## Task to complete
Find every line in the records below that contains the word "Sources", and copy each such line.

────────────────

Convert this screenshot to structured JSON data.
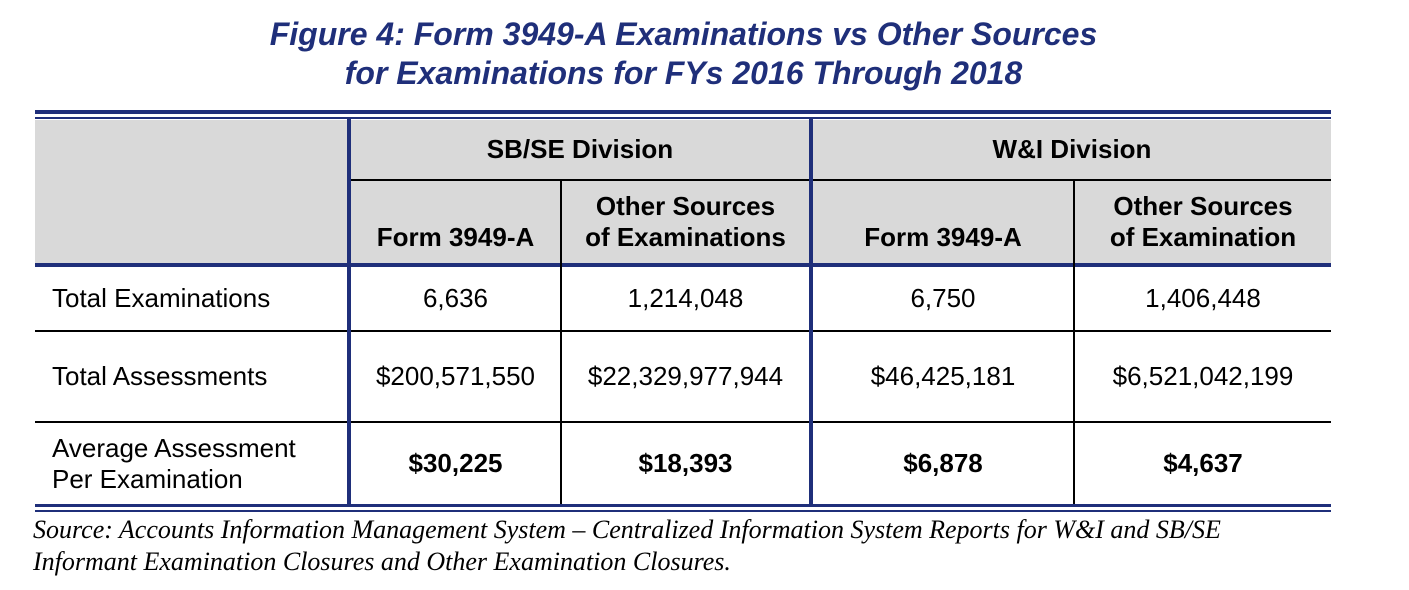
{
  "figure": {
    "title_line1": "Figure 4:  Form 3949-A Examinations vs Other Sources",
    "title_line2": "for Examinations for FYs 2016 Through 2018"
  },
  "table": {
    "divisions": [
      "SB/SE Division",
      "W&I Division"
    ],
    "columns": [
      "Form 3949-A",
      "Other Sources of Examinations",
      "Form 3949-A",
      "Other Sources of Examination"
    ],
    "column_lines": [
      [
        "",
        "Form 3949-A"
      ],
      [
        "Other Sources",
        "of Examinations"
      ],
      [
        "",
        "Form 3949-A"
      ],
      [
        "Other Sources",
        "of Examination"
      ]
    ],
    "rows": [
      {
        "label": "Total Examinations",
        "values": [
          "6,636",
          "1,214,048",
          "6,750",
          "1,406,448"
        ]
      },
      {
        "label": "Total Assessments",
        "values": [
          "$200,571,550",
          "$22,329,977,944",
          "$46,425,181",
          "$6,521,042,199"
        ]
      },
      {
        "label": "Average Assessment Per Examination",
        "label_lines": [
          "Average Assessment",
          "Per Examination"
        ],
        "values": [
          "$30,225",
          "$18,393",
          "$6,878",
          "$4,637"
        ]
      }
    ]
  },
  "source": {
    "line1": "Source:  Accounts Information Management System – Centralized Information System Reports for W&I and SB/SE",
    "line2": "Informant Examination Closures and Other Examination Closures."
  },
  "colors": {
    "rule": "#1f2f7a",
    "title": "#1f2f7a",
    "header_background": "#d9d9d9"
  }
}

────────────────

## Solution to the problem
    "title_line1": "Figure 4:  Form 3949-A Examinations vs Other Sources",
      "Other Sources of Examinations",
      "Other Sources of Examination"
        "Other Sources",
        "Other Sources",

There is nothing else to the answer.